>> START

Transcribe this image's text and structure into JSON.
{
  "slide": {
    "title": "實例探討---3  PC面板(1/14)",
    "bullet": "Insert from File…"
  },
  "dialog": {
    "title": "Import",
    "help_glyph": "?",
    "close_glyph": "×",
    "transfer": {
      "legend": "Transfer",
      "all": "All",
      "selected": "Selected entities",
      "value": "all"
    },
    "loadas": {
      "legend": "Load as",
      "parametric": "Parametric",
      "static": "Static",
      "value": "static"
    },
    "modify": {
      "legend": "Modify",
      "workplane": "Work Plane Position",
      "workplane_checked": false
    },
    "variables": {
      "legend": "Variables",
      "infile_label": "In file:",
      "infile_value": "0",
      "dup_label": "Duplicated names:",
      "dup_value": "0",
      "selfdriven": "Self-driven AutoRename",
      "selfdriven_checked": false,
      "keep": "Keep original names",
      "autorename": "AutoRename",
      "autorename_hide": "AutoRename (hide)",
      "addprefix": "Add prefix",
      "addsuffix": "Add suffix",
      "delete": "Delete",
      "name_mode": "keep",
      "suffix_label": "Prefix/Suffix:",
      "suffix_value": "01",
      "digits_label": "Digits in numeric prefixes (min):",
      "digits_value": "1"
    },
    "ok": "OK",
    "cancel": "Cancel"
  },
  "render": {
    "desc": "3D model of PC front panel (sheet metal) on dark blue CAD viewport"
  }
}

>> END

Restate the listing above word for word.

**Exercise response**
Transcribe this image's text and structure into JSON.
{
  "slide": {
    "title": "實例探討---3  PC面板(1/14)",
    "bullet": "Insert from File…"
  },
  "dialog": {
    "title": "Import",
    "help_glyph": "?",
    "close_glyph": "×",
    "transfer": {
      "legend": "Transfer",
      "all": "All",
      "selected": "Selected entities",
      "value": "all"
    },
    "loadas": {
      "legend": "Load as",
      "parametric": "Parametric",
      "static": "Static",
      "value": "static"
    },
    "modify": {
      "legend": "Modify",
      "workplane": "Work Plane Position",
      "workplane_checked": false
    },
    "variables": {
      "legend": "Variables",
      "infile_label": "In file:",
      "infile_value": "0",
      "dup_label": "Duplicated names:",
      "dup_value": "0",
      "selfdriven": "Self-driven AutoRename",
      "selfdriven_checked": false,
      "keep": "Keep original names",
      "autorename": "AutoRename",
      "autorename_hide": "AutoRename (hide)",
      "addprefix": "Add prefix",
      "addsuffix": "Add suffix",
      "delete": "Delete",
      "name_mode": "keep",
      "suffix_label": "Prefix/Suffix:",
      "suffix_value": "01",
      "digits_label": "Digits in numeric prefixes (min):",
      "digits_value": "1"
    },
    "ok": "OK",
    "cancel": "Cancel"
  },
  "render": {
    "desc": "3D model of PC front panel (sheet metal) on dark blue CAD viewport"
  }
}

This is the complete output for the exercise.